# YOUR TASK
Please say how many lines below include the word "Disease", with nothing beyond the number.

* * * * * * * * *

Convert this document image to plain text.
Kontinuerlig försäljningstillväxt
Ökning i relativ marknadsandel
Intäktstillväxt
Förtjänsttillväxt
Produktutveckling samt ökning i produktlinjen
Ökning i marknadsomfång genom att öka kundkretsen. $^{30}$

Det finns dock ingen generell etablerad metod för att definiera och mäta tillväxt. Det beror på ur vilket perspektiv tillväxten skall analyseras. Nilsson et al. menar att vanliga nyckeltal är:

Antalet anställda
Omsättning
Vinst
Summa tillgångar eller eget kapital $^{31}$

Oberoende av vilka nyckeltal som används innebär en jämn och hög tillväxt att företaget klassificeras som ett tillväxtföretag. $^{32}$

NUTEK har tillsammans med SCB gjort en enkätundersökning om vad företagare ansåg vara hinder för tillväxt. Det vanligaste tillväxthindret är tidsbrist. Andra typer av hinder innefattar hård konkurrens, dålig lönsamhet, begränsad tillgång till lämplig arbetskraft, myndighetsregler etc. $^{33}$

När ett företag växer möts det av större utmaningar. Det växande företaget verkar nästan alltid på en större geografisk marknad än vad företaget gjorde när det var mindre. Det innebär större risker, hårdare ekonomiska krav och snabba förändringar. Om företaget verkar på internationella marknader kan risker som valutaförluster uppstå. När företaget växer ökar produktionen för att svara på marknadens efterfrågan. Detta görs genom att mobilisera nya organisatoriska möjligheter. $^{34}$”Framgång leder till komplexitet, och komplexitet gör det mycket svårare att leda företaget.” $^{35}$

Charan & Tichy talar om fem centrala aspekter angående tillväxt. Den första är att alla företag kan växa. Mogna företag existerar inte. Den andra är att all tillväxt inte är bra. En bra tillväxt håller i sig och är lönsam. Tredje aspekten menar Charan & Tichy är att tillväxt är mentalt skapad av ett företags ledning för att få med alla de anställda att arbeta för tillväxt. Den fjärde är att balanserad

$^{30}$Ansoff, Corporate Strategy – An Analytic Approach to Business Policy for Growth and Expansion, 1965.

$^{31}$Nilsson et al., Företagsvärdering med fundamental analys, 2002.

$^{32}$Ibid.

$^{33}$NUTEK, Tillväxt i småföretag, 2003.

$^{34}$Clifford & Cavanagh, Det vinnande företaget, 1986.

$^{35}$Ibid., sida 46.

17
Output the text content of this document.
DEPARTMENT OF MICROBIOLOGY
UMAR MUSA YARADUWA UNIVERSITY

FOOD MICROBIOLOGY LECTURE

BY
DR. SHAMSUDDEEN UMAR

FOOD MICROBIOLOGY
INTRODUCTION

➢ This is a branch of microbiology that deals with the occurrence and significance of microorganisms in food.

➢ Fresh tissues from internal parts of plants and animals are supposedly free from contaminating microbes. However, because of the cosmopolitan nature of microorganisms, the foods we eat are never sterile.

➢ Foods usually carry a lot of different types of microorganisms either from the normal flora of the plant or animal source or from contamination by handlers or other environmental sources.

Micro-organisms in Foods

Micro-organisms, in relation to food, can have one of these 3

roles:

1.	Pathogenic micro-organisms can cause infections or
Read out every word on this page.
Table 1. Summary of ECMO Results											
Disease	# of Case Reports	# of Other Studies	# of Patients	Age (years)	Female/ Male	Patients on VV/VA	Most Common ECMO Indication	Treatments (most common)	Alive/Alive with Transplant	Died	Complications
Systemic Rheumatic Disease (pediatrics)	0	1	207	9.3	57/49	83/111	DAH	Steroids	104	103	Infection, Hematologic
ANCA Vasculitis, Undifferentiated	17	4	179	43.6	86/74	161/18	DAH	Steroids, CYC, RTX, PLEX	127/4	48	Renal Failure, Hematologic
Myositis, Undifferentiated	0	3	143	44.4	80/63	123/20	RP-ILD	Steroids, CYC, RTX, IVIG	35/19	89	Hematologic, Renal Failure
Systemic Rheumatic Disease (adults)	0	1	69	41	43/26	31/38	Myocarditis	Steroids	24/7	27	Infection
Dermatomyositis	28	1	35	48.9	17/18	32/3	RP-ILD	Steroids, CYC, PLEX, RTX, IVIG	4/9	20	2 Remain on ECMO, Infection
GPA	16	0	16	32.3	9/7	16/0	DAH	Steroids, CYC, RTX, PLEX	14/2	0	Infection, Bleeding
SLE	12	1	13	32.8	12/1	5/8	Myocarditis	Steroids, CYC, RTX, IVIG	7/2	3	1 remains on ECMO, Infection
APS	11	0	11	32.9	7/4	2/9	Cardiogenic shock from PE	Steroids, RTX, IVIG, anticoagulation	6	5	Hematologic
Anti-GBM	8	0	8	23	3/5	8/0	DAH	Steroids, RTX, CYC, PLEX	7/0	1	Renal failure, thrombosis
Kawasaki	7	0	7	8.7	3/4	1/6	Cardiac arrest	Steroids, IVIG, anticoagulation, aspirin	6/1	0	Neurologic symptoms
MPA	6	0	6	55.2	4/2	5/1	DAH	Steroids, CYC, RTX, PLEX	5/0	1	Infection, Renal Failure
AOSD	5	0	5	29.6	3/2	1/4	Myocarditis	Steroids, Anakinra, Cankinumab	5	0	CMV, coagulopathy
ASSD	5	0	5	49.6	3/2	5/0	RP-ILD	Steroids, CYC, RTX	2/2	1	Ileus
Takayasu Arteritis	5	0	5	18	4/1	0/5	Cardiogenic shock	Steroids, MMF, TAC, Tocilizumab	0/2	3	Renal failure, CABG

* * * * * * * * *

# EXERCISE OUTPUT
3